## Given instruction
Copy out all lines where "icon" appears.

──────── Data for this exercise ────────

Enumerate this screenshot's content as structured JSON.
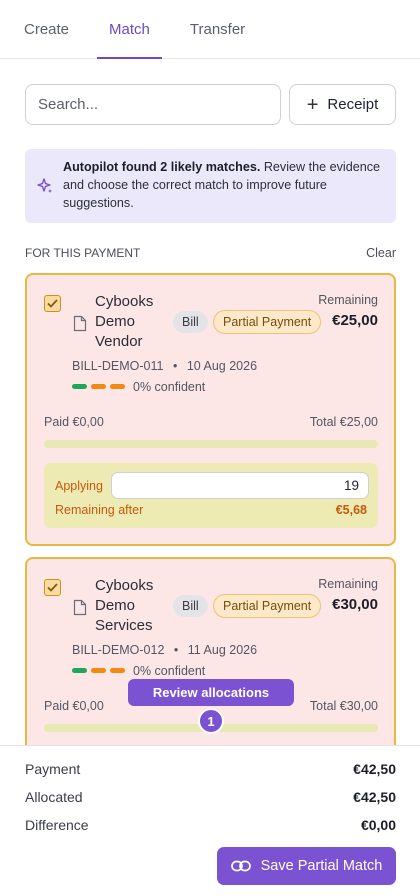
{
  "tabs": [
    {
      "label": "Create",
      "active": false
    },
    {
      "label": "Match",
      "active": true
    },
    {
      "label": "Transfer",
      "active": false
    }
  ],
  "search": {
    "placeholder": "Search..."
  },
  "receipt_button": {
    "label": "Receipt",
    "icon": "plus-icon"
  },
  "autopilot": {
    "icon": "sparkle-icon",
    "headline": "Autopilot found 2 likely matches.",
    "body": " Review the evidence and choose the correct match to improve future suggestions."
  },
  "section": {
    "title": "FOR THIS PAYMENT",
    "clear_label": "Clear"
  },
  "cards": [
    {
      "checked": true,
      "name": "Cybooks Demo Vendor",
      "type_badge": "Bill",
      "status_badge": "Partial Payment",
      "remaining_label": "Remaining",
      "remaining_value": "€25,00",
      "reference": "BILL-DEMO-011",
      "separator": "•",
      "date": "10 Aug 2026",
      "confidence": "0% confident",
      "paid": "Paid €0,00",
      "total": "Total €25,00",
      "paid_fraction": 0,
      "applying_label": "Applying",
      "applying_value": "19",
      "remaining_after_label": "Remaining after",
      "remaining_after_value": "€5,68"
    },
    {
      "checked": true,
      "name": "Cybooks Demo Services",
      "type_badge": "Bill",
      "status_badge": "Partial Payment",
      "remaining_label": "Remaining",
      "remaining_value": "€30,00",
      "reference": "BILL-DEMO-012",
      "separator": "•",
      "date": "11 Aug 2026",
      "confidence": "0% confident",
      "paid": "Paid €0,00",
      "total": "Total €30,00",
      "paid_fraction": 0
    }
  ],
  "review": {
    "label": "Review allocations",
    "count": "1"
  },
  "footer": {
    "payment_label": "Payment",
    "payment_value": "€42,50",
    "allocated_label": "Allocated",
    "allocated_value": "€42,50",
    "difference_label": "Difference",
    "difference_value": "€0,00",
    "save_label": "Save Partial Match",
    "save_icon": "link-icon"
  },
  "colors": {
    "accent": "#6b49c7",
    "button": "#7b52d1",
    "card_bg": "#fde6e6",
    "card_border": "#e8b842",
    "warning_text": "#c65a0b",
    "confidence_dots": [
      "#1fa659",
      "#f08a12",
      "#f08a12"
    ]
  }
}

────────

## Answer to this problem
    "icon": "plus-icon"
    "icon": "sparkle-icon",
    "save_icon": "link-icon"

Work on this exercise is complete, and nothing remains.